### What the task requires
List all the lines in these records that hold "перев".

## begin

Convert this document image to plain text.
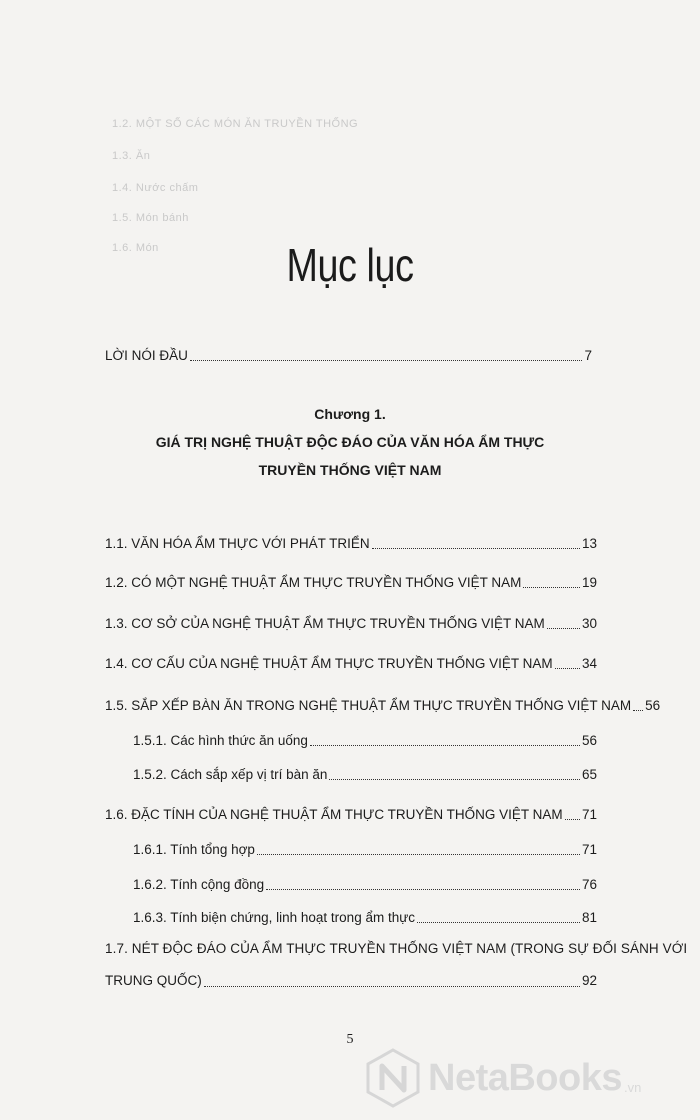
1.2. MỘT SỐ CÁC MÓN ĂN TRUYỀN THỐNG
1.3. Ăn
1.4. Nước chấm
1.5. Món bánh
1.6. Món	Mục lục
LỜI NÓI ĐẦU	7
Chương 1.
GIÁ TRỊ NGHỆ THUẬT ĐỘC ĐÁO CỦA VĂN HÓA ẨM THỰC
TRUYỀN THỐNG VIỆT NAM
1.1. VĂN HÓA ẨM THỰC VỚI PHÁT TRIỂN	13
1.2. CÓ MỘT NGHỆ THUẬT ẨM THỰC TRUYỀN THỐNG VIỆT NAM	19
1.3. CƠ SỞ CỦA NGHỆ THUẬT ẨM THỰC TRUYỀN THỐNG VIỆT NAM	30
1.4. CƠ CẤU CỦA NGHỆ THUẬT ẨM THỰC TRUYỀN THỐNG VIỆT NAM 34
1.5. SẮP XẾP BÀN ĂN TRONG NGHỆ THUẬT ẨM THỰC TRUYỀN THỐNG VIỆT NAM 56
1.5.1. Các hình thức ăn uống	56
1.5.2. Cách sắp xếp vị trí bàn ăn	65
1.6. ĐẶC TÍNH CỦA NGHỆ THUẬT ẨM THỰC TRUYỀN THỐNG VIỆT NAM 71
1.6.1. Tính tổng hợp	71
1.6.2. Tính cộng đồng	76
1.6.3. Tính biện chứng, linh hoạt trong ẩm thực	81
1.7. NÉT ĐỘC ĐÁO CỦA ẨM THỰC TRUYỀN THỐNG VIỆT NAM (TRONG SỰ ĐỐI SÁNH VỚI
TRUNG QUỐC)	92
5
NetaBooks .vn
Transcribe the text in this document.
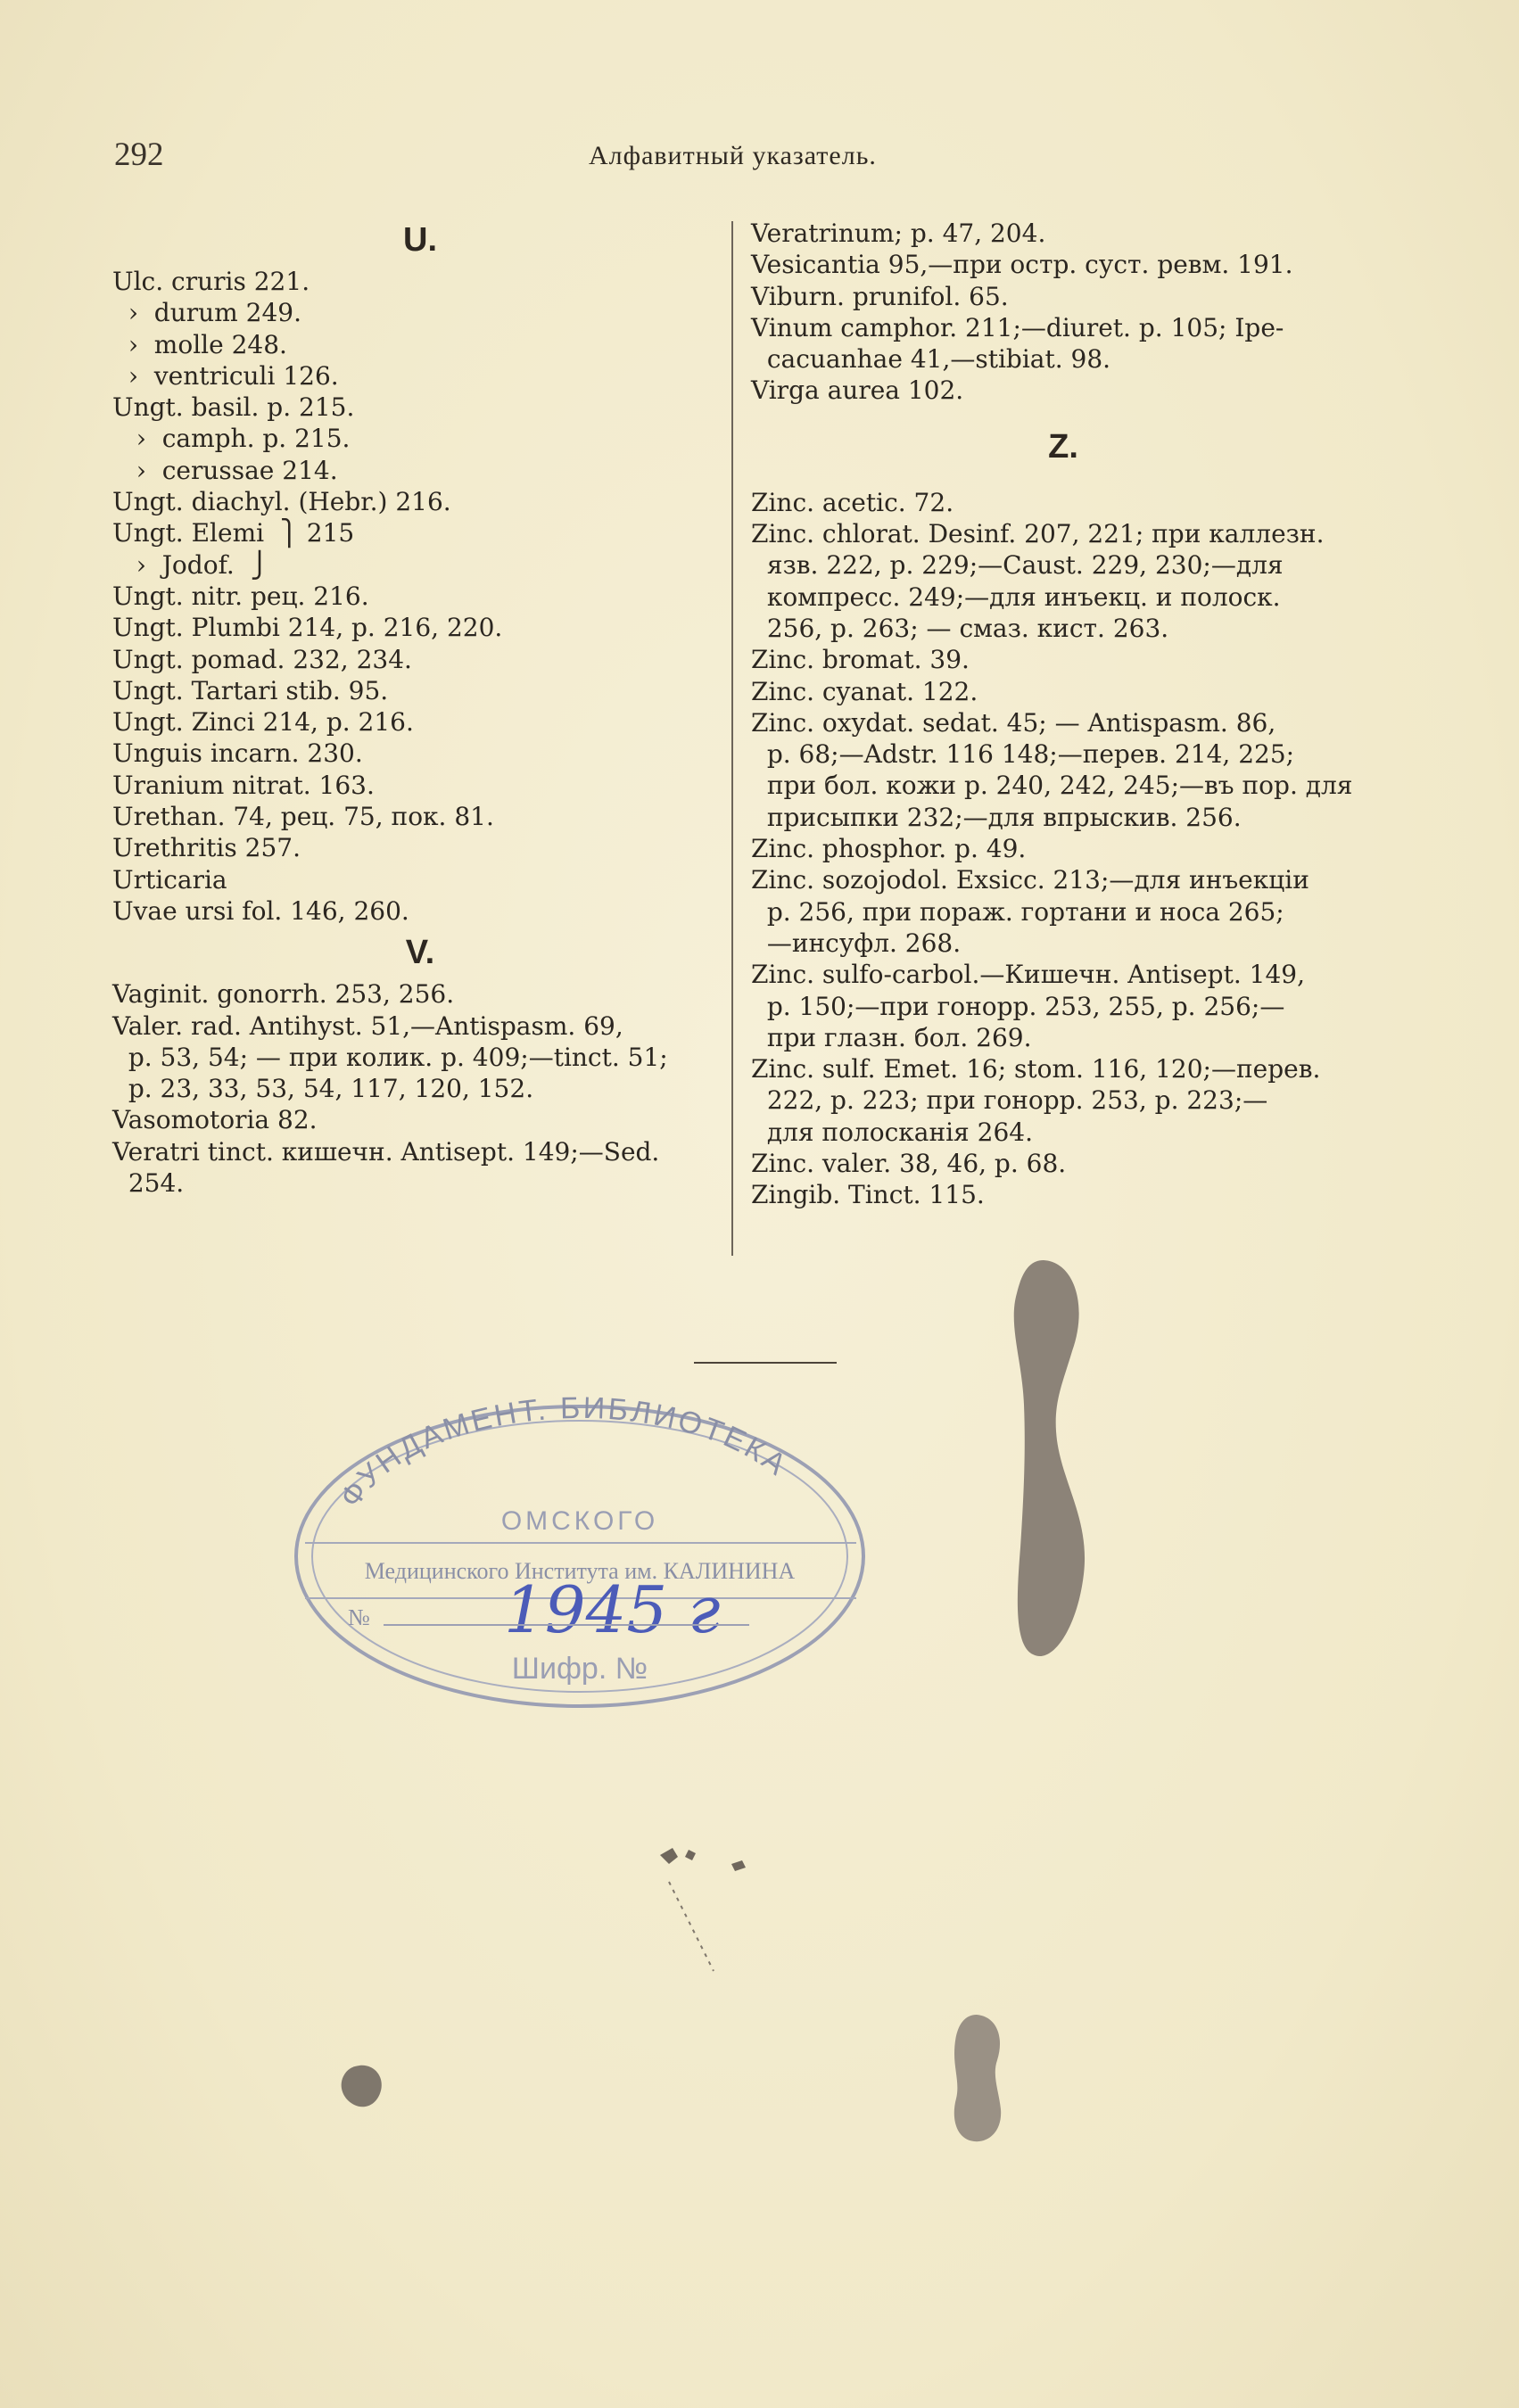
292	Алфавитный указатель.
U.
Ulc. cruris 221.
›  durum 249.
›  molle 248.
›  ventriculi 126.
Ungt. basil. p. 215.
›  camph. p. 215.
›  cerussae 214.
Ungt. diachyl. (Hebr.) 216.
Ungt. Elemi  ⎫ 215
›  Jodof.  ⎭
Ungt. nitr. рец. 216.
Ungt. Plumbi 214, p. 216, 220.
Ungt. pomad. 232, 234.
Ungt. Tartari stib. 95.
Ungt. Zinci 214, p. 216.
Unguis incarn. 230.
Uranium nitrat. 163.
Urethan. 74, рец. 75, пок. 81.
Urethritis 257.
Urticaria
Uvae ursi fol. 146, 260.
V.
Vaginit. gonorrh. 253, 256.
Valer. rad. Antihyst. 51,—Antispasm. 69,
p. 53, 54; — при колик. p. 409;—tinct. 51;
p. 23, 33, 53, 54, 117, 120, 152.
Vasomotoria 82.
Veratri tinct. кишечн. Antisept. 149;—Sed.
254.
Veratrinum; p. 47, 204.
Vesicantia 95,—при остр. суст. ревм. 191.
Viburn. prunifol. 65.
Vinum camphor. 211;—diuret. p. 105; Ipe-
cacuanhae 41,—stibiat. 98.
Virga aurea 102.
Z.
Zinc. acetic. 72.
Zinc. chlorat. Desinf. 207, 221; при каллезн.
язв. 222, p. 229;—Caust. 229, 230;—для
компресс. 249;—для инъекц. и полоск.
256, p. 263; — смаз. кист. 263.
Zinc. bromat. 39.
Zinc. cyanat. 122.
Zinc. oxydat. sedat. 45; — Antispasm. 86,
p. 68;—Adstr. 116 148;—перев. 214, 225;
при бол. кожи p. 240, 242, 245;—въ пор. для
присыпки 232;—для впрыскив. 256.
Zinc. phosphor. p. 49.
Zinc. sozojodol. Exsicc. 213;—для инъекцiи
p. 256, при пораж. гортани и носа 265;
—инсуфл. 268.
Zinc. sulfo-carbol.—Кишечн. Antisept. 149,
p. 150;—при гонорр. 253, 255, p. 256;—
при глазн. бол. 269.
Zinc. sulf. Emet. 16; stom. 116, 120;—перев.
222, p. 223; при гонорр. 253, p. 223;—
для полосканiя 264.
Zinc. valer. 38, 46, p. 68.
Zingib. Tinct. 115.
ФУНДАМЕНТ. БИБЛИОТЕКА
ОМСКОГО
Медицинского Института им. КАЛИНИНА
№ 1945 г
Шифр. №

## end

### Task response
p. 68;—Adstr. 116 148;—перев. 214, 225;
Zinc. sulf. Emet. 16; stom. 116, 120;—перев.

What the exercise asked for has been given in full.